INPUT start

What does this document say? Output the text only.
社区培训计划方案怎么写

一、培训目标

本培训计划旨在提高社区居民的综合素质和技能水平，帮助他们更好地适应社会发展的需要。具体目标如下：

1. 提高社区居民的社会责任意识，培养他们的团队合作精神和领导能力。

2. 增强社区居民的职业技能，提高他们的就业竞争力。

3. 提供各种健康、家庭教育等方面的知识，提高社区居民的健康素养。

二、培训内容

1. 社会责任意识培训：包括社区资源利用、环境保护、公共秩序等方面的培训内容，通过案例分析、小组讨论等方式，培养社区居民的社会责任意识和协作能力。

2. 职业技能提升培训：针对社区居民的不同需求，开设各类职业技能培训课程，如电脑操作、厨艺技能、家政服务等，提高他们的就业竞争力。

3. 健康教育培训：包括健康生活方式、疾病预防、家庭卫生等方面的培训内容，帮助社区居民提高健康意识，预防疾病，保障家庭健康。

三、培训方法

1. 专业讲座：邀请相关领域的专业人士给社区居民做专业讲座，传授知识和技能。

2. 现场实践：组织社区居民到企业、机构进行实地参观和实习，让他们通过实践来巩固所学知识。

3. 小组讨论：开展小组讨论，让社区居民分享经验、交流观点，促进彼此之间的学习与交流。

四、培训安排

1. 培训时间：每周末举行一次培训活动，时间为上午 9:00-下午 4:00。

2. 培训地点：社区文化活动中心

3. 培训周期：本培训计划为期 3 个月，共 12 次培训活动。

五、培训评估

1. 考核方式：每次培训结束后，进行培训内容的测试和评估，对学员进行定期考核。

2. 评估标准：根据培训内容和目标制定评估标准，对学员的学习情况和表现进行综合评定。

INPUT end
INPUT start

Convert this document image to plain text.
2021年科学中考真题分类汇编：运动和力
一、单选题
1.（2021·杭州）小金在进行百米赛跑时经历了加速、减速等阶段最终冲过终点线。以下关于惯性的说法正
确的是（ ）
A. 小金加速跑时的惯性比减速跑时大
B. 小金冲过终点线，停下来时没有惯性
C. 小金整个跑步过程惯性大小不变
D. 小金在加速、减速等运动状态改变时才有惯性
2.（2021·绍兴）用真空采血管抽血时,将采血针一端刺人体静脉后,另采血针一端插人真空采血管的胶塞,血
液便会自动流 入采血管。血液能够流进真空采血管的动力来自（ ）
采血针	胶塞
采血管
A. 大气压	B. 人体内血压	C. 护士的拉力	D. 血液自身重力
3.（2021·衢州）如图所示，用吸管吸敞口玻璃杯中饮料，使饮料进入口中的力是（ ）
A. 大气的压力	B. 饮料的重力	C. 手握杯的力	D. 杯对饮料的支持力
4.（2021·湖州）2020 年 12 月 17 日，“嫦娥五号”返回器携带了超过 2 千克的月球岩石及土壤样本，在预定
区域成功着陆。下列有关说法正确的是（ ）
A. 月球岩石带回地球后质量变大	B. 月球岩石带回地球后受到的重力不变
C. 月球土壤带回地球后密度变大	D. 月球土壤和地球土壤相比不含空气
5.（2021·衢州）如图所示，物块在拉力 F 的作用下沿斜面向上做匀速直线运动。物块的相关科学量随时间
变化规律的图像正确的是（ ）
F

INPUT end

§ **PROBLEM**: Copy out every line where the word "this" occurs.

§ **CORRECT ANSWER**:
What does this document say? Output the text only.
Convert this document image to plain text.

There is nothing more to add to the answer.